Toutes questions qui peuvent trouver des réponses appropriées dès lors qu’est clairement rappelé et acté le point officiellement admis par le pouvoir et réclamé par le Hirak, la pleine et exclusive souveraineté populaire (qu’expriment les slogans « Etat civil » et « indépendance »). Souveraineté populaire sans laquelle il n’y a pas de souveraineté nationale, comme l’a montré la révolte contre le cinquième mandat qui a vu le peuple seul, s’opposer à cette forfaiture et sauver le pays.
Les diverses composantes de la société civile, collectifs, associations, partis, syndicats… travaillent aujourd’hui à réunir une large coalition des forces en phase avec le Hirak pour, au sein d’un Congrès National, poser les termes précis de ce changement. Cette démarche apportera la réponse à la question des conditions et termes de la négociation à venir.
Ceux qui aujourd’hui acceptent de partir en ordre dispersé « négocier », ne servent ni les intérêts du pays, ni les projets de leurs mouvements à supposer qu’ils en aient.
C’est l’intérêt de tous les Algériens, sans exclusive aucune, qu’une telle démarche aboutisse afin de reconstruire des institutions, aujourd’hui en ruine, sur une base démocratique. L’Histoire montre que la stabilité et la pérennité d’un Etat ont pour seuls fondements des institutions légitimes.
####################
## ÉNONCÉ 1
D'après le texte sur le Hirak, qu'est-ce que l'Histoire désigne comme seul fondement de la stabilité et de la pérennité d'un État ?
## ÉNONCÉ 2
Prolongez le texte sur le Hirak au-delà de sa dernière phrase.

## LISTE DES DONNÉES
####################
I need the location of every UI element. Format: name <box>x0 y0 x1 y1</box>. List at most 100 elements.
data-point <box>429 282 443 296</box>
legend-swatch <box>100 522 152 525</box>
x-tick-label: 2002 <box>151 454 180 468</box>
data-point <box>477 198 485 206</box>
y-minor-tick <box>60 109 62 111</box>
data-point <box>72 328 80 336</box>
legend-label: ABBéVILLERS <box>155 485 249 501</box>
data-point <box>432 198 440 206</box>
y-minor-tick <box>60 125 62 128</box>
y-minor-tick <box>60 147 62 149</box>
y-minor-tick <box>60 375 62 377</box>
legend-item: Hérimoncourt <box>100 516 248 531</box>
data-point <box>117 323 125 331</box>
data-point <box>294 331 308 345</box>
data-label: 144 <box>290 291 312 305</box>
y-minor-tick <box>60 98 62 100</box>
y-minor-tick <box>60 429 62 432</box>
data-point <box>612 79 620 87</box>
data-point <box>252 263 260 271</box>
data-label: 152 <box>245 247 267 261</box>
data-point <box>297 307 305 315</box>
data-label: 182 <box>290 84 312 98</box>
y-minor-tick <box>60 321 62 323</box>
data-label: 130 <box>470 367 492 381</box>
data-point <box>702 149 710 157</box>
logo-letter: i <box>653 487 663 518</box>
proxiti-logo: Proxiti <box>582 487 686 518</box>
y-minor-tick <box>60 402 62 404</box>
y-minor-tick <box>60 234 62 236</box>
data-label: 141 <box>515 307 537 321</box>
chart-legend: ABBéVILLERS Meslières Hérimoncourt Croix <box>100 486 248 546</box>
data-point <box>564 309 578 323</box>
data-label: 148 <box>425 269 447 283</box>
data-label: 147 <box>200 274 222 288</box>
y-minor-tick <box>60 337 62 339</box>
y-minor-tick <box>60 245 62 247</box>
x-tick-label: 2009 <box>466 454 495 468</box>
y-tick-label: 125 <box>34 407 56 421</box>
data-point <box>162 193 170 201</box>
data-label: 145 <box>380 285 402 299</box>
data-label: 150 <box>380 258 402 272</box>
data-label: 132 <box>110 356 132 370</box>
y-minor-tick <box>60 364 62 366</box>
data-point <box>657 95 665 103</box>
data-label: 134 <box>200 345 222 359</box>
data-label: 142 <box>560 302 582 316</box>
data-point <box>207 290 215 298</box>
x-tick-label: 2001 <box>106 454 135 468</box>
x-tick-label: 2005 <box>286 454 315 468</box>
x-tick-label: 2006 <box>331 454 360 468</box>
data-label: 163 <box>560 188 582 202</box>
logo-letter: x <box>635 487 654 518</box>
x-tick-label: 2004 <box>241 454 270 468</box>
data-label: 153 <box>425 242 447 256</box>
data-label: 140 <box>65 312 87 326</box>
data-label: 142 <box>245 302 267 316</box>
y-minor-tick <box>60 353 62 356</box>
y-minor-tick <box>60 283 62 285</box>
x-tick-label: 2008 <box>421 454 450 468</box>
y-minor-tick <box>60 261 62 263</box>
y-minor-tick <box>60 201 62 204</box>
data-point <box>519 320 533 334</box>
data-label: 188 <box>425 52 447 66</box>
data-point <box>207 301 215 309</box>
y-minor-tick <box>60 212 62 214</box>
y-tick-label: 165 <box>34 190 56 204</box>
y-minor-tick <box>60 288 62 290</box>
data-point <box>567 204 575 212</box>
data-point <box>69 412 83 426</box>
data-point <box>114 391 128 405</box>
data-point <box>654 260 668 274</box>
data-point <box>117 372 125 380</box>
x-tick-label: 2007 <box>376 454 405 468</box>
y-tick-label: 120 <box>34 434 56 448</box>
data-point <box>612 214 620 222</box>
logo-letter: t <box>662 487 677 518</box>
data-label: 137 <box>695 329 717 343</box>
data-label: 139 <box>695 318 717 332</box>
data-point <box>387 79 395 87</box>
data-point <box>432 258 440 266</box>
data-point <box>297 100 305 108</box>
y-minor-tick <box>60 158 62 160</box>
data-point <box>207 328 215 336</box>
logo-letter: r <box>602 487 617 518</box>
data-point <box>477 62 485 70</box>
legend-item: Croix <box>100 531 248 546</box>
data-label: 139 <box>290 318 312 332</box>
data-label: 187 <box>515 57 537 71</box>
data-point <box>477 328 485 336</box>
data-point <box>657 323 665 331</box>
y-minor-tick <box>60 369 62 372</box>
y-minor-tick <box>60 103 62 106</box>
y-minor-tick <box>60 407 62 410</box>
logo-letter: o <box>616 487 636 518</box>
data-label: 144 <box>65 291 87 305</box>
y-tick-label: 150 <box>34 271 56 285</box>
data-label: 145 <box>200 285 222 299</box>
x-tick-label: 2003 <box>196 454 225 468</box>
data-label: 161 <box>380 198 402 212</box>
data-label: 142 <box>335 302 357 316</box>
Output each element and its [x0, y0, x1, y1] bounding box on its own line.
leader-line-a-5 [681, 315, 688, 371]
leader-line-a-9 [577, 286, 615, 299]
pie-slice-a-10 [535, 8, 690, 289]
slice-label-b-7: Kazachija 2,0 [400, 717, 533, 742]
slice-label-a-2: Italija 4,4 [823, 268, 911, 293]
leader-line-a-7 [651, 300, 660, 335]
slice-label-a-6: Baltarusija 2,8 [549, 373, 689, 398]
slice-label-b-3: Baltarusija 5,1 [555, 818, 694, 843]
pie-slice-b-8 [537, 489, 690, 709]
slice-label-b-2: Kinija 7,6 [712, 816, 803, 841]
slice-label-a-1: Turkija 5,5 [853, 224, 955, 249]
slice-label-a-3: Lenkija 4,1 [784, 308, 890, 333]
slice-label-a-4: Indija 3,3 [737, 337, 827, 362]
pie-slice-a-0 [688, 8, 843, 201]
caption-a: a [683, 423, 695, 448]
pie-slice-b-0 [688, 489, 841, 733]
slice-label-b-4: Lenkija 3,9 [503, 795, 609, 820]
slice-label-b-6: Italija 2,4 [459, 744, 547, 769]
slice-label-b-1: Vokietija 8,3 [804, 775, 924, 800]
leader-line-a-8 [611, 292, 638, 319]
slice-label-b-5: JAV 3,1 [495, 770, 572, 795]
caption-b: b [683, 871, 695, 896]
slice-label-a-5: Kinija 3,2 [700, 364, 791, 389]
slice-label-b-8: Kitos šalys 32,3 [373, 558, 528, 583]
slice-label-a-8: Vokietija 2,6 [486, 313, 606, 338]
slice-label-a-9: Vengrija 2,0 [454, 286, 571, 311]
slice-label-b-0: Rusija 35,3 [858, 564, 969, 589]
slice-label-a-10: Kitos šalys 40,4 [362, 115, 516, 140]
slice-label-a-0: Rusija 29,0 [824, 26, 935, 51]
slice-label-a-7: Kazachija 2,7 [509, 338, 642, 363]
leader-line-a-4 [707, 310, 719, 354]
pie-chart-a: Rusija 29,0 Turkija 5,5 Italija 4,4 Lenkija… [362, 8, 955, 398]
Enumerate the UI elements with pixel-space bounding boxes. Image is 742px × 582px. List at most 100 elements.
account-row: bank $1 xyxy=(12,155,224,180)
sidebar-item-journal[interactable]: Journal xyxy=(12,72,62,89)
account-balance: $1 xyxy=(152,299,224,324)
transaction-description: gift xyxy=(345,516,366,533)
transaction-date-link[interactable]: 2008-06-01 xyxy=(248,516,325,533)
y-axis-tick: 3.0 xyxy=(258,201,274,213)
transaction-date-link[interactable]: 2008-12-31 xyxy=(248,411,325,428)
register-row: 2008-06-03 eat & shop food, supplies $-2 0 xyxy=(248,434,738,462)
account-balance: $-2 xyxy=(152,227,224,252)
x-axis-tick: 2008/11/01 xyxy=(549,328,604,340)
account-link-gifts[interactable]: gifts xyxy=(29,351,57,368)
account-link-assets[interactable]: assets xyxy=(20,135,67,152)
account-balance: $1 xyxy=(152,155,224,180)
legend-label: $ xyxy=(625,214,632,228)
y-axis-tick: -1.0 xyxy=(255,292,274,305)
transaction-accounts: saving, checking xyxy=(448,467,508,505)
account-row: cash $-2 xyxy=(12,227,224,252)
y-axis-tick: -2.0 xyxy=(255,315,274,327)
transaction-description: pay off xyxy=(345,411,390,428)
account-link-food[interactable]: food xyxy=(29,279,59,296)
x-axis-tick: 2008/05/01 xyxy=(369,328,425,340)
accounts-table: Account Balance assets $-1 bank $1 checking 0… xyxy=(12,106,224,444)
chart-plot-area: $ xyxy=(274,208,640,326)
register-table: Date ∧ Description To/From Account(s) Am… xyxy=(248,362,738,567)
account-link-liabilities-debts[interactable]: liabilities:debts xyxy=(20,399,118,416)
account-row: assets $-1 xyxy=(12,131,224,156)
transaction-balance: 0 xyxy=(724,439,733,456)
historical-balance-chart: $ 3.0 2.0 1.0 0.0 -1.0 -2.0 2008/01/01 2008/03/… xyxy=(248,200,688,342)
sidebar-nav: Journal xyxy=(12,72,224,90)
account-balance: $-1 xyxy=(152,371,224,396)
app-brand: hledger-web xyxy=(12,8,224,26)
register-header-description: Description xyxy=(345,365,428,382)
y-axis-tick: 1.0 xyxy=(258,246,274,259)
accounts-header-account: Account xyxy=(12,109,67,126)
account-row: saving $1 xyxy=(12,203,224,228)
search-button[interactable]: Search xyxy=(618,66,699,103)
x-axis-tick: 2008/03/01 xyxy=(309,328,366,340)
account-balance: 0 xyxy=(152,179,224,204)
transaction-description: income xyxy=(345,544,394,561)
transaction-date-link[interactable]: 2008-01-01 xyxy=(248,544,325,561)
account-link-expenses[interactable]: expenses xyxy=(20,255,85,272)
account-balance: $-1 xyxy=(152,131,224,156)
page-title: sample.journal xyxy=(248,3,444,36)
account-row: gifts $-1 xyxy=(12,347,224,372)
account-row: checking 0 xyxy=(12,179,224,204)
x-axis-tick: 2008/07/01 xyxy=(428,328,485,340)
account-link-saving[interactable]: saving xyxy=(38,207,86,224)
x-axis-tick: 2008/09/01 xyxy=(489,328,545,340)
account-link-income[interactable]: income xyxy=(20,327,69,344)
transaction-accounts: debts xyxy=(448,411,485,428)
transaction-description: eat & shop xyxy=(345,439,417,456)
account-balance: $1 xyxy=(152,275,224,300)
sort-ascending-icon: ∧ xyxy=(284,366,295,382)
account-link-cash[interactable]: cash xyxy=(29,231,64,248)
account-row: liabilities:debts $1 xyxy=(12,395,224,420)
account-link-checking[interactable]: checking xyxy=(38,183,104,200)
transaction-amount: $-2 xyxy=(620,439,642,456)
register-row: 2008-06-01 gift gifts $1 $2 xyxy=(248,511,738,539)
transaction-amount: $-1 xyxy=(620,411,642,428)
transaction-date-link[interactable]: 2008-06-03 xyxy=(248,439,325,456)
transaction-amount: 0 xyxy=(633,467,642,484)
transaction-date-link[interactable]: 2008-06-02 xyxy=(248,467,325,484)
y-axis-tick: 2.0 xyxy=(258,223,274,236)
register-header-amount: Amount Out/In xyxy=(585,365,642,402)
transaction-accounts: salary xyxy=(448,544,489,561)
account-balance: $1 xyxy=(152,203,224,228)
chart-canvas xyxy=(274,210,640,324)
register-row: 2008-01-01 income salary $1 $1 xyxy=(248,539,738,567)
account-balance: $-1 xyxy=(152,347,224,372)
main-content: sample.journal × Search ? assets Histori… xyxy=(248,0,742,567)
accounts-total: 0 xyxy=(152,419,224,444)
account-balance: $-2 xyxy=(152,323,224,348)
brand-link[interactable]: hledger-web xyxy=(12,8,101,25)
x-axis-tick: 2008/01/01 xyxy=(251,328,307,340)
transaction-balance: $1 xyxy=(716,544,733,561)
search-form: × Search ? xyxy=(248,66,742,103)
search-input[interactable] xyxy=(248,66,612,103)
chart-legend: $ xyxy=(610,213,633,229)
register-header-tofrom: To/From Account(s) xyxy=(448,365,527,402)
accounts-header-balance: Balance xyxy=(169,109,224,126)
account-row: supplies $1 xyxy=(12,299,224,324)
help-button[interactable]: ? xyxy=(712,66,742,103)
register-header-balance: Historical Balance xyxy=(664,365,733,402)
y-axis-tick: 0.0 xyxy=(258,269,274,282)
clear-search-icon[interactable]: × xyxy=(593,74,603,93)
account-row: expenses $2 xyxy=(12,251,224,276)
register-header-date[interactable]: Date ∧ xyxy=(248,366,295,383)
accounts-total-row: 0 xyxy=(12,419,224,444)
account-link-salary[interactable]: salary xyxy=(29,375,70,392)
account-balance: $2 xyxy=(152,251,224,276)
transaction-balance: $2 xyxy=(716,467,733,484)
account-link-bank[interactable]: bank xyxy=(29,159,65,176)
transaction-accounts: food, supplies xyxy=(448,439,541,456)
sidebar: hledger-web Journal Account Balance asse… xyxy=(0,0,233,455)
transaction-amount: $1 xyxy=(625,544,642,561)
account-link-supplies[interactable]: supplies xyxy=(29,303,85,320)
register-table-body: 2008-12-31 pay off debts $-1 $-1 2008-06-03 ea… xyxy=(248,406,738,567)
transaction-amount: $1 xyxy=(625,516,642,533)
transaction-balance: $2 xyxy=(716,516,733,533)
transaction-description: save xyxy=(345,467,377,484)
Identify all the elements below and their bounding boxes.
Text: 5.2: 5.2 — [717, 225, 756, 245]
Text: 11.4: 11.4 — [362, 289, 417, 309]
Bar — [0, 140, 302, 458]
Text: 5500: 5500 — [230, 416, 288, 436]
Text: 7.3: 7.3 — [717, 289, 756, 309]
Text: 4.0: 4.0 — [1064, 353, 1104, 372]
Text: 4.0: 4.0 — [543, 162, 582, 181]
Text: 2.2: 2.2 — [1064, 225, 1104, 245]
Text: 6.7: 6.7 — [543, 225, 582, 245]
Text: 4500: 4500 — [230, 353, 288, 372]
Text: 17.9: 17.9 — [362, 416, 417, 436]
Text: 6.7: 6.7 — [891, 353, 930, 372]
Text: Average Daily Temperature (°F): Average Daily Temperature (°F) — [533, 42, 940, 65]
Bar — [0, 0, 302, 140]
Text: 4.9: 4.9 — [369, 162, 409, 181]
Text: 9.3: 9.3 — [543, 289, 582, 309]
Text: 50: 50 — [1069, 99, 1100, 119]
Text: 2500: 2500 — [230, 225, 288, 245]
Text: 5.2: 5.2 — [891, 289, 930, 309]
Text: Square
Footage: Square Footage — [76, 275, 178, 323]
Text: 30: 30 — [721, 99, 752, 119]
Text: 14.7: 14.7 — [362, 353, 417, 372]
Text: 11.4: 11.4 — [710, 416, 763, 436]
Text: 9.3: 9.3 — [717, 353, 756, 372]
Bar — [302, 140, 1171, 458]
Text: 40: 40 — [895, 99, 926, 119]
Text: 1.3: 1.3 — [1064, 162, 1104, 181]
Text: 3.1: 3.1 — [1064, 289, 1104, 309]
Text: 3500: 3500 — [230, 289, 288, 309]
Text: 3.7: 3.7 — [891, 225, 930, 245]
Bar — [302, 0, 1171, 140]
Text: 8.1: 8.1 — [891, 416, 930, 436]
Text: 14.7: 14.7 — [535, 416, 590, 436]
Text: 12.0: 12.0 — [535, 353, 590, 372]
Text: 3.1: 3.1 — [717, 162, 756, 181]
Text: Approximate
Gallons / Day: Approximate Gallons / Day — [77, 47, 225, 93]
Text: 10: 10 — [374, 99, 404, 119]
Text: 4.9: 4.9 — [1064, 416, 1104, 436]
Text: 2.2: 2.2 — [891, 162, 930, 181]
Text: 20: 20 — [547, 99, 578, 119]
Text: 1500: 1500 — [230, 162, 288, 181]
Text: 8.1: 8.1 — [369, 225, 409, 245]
####################
## RÉPONSE ATTENDUE 1
Des institutions légitimes.

## RÉPONSE ATTENDUE 2
Négocier demain signifiera-t-il quitter le domaine de la protestation populaire ? Non bien sûr car c’est la mobilisation populaire qui est le moteur du changement.
Lutter comme si on ne négociait pas, négocier comme si on ne luttait pas, sera ainsi le leitmotiv classique d’une telle démarche.
La politique dit-on, est l’art du possible. On peut lui préférer la posture du rejet de tout compromis, posture non dénuée d’un certain panache. Mais dans ce cas on est dans un autre registre.»
Fin de citation
@Bettache
Si je peux émettre un avis et me permettre de répondre à la question de votre amis » Que faire maintenant? » je dirais qu’on ne doit rien faire avant la LIBÉRATION DE TOUS LES DÉTENUS, NE POINT Y PENSER AU DIALOGUE AVEC CEUX QUI CONTINUENT D’INCARCÉRER ARBITRAIREMENT DES CITOYENS DIGNES QUI DEMANDE UN ETAT DE DROIT ET une justice independante.
il ajoute « Faut-il négocier ? Devrait plutôt être posée sous la forme, que doit-on négocier, comment, quand, avec qui et sous quelles conditions ? ».Ne pensez vous pas que votre ami brule les étapes, comme ceux qui ont deja osé prendre contact avec le pouvoir en place. C’est bien de se projeter dans l’avenir mais pas en passant sur le corps de ceux qui moisissent dans les geôles du gang. Revenons au présent et dite à votre ami de se mettre dans la peau d’un TABOU d’un BOUMALA et de tous ces patriotes qui se sont engagé à fond dans le Hirak au détrimlent de leurs vies privés en sacrifiant familles et professions.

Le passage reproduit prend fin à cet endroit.